Set exercise:
Output the entries word for word. Omit images.

Start Records shown

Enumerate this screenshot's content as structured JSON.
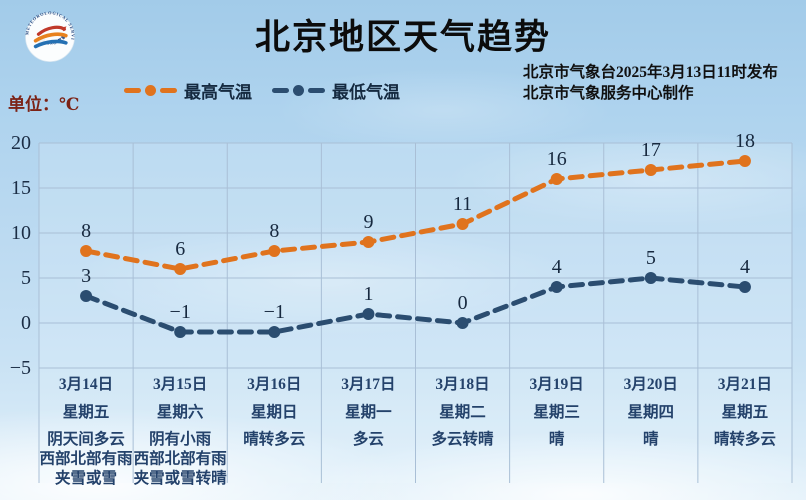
{
  "page": {
    "title": "北京地区天气趋势"
  },
  "logo": {
    "arc_top": "METEOROLOGICAL SERVICE",
    "arc_bottom": "BEIJING 气象服务"
  },
  "source": {
    "line1": "北京市气象台2025年3月13日11时发布",
    "line2": "北京市气象服务中心制作"
  },
  "unit_label": "单位：℃",
  "legend": [
    {
      "label": "最高气温",
      "color": "#e0731d"
    },
    {
      "label": "最低气温",
      "color": "#2b4d70"
    }
  ],
  "colors": {
    "grid": "#a9bfd6",
    "axis_text": "#1b2d45",
    "value_text": "#17293f",
    "day_text": "#24426b",
    "high": "#e0731d",
    "low": "#2b4d70",
    "unit_text": "#7c2316"
  },
  "chart_data": {
    "type": "line",
    "title": "北京地区天气趋势",
    "categories": [
      "3月14日",
      "3月15日",
      "3月16日",
      "3月17日",
      "3月18日",
      "3月19日",
      "3月20日",
      "3月21日"
    ],
    "weekdays": [
      "星期五",
      "星期六",
      "星期日",
      "星期一",
      "星期二",
      "星期三",
      "星期四",
      "星期五"
    ],
    "weather": [
      [
        "阴天间多云",
        "西部北部有雨",
        "夹雪或雪"
      ],
      [
        "阴有小雨",
        "西部北部有雨",
        "夹雪或雪转晴"
      ],
      [
        "晴转多云"
      ],
      [
        "多云"
      ],
      [
        "多云转晴"
      ],
      [
        "晴"
      ],
      [
        "晴"
      ],
      [
        "晴转多云"
      ]
    ],
    "series": [
      {
        "name": "最高气温",
        "color": "#e0731d",
        "values": [
          8,
          6,
          8,
          9,
          11,
          16,
          17,
          18
        ]
      },
      {
        "name": "最低气温",
        "color": "#2b4d70",
        "values": [
          3,
          -1,
          -1,
          1,
          0,
          4,
          5,
          4
        ]
      }
    ],
    "ylim": [
      -5,
      20
    ],
    "yticks": [
      20,
      15,
      10,
      5,
      0,
      -5
    ],
    "grid": true,
    "legend_position": "top",
    "line_style": "dashed"
  }
}
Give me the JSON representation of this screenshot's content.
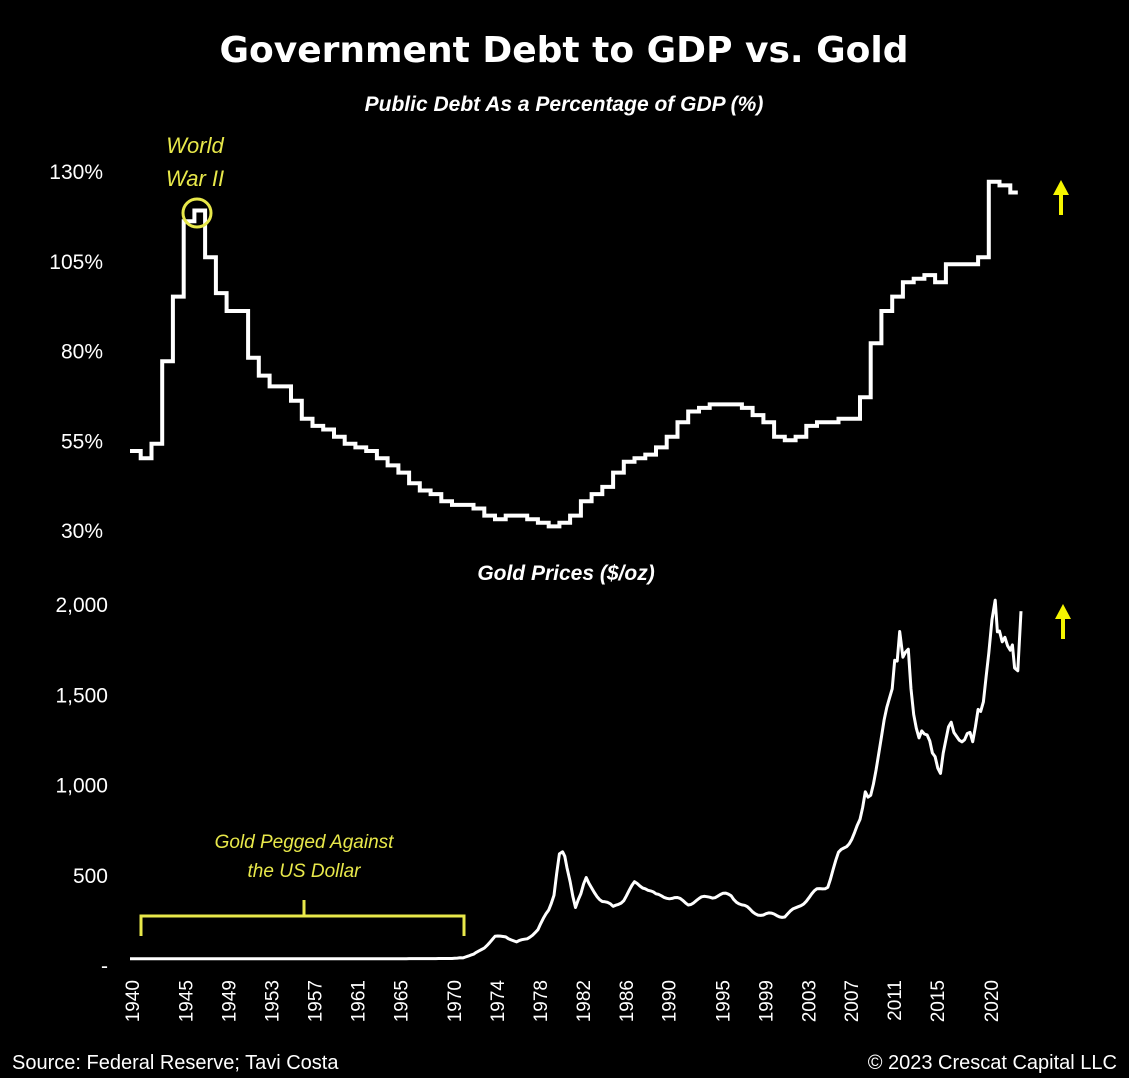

End Records shown

Task answer:
Enumerate this screenshot's content as structured JSON.
{
  "page": {
    "title": "北京地区天气趋势"
  },
  "logo": {
    "arc_top": "METEOROLOGICAL SERVICE",
    "arc_bottom": "BEIJING 气象服务"
  },
  "source": {
    "line1": "北京市气象台2025年3月13日11时发布",
    "line2": "北京市气象服务中心制作"
  },
  "unit_label": "单位：℃",
  "legend": [
    {
      "label": "最高气温",
      "color": "#e0731d"
    },
    {
      "label": "最低气温",
      "color": "#2b4d70"
    }
  ],
  "colors": {
    "grid": "#a9bfd6",
    "axis_text": "#1b2d45",
    "value_text": "#17293f",
    "day_text": "#24426b",
    "high": "#e0731d",
    "low": "#2b4d70",
    "unit_text": "#7c2316"
  },
  "chart_data": {
    "type": "line",
    "title": "北京地区天气趋势",
    "categories": [
      "3月14日",
      "3月15日",
      "3月16日",
      "3月17日",
      "3月18日",
      "3月19日",
      "3月20日",
      "3月21日"
    ],
    "weekdays": [
      "星期五",
      "星期六",
      "星期日",
      "星期一",
      "星期二",
      "星期三",
      "星期四",
      "星期五"
    ],
    "weather": [
      [
        "阴天间多云",
        "西部北部有雨",
        "夹雪或雪"
      ],
      [
        "阴有小雨",
        "西部北部有雨",
        "夹雪或雪转晴"
      ],
      [
        "晴转多云"
      ],
      [
        "多云"
      ],
      [
        "多云转晴"
      ],
      [
        "晴"
      ],
      [
        "晴"
      ],
      [
        "晴转多云"
      ]
    ],
    "series": [
      {
        "name": "最高气温",
        "color": "#e0731d",
        "values": [
          8,
          6,
          8,
          9,
          11,
          16,
          17,
          18
        ]
      },
      {
        "name": "最低气温",
        "color": "#2b4d70",
        "values": [
          3,
          -1,
          -1,
          1,
          0,
          4,
          5,
          4
        ]
      }
    ],
    "ylim": [
      -5,
      20
    ],
    "yticks": [
      20,
      15,
      10,
      5,
      0,
      -5
    ],
    "grid": true,
    "legend_position": "top",
    "line_style": "dashed"
  }
}
Give me the JSON representation of this screenshot's content.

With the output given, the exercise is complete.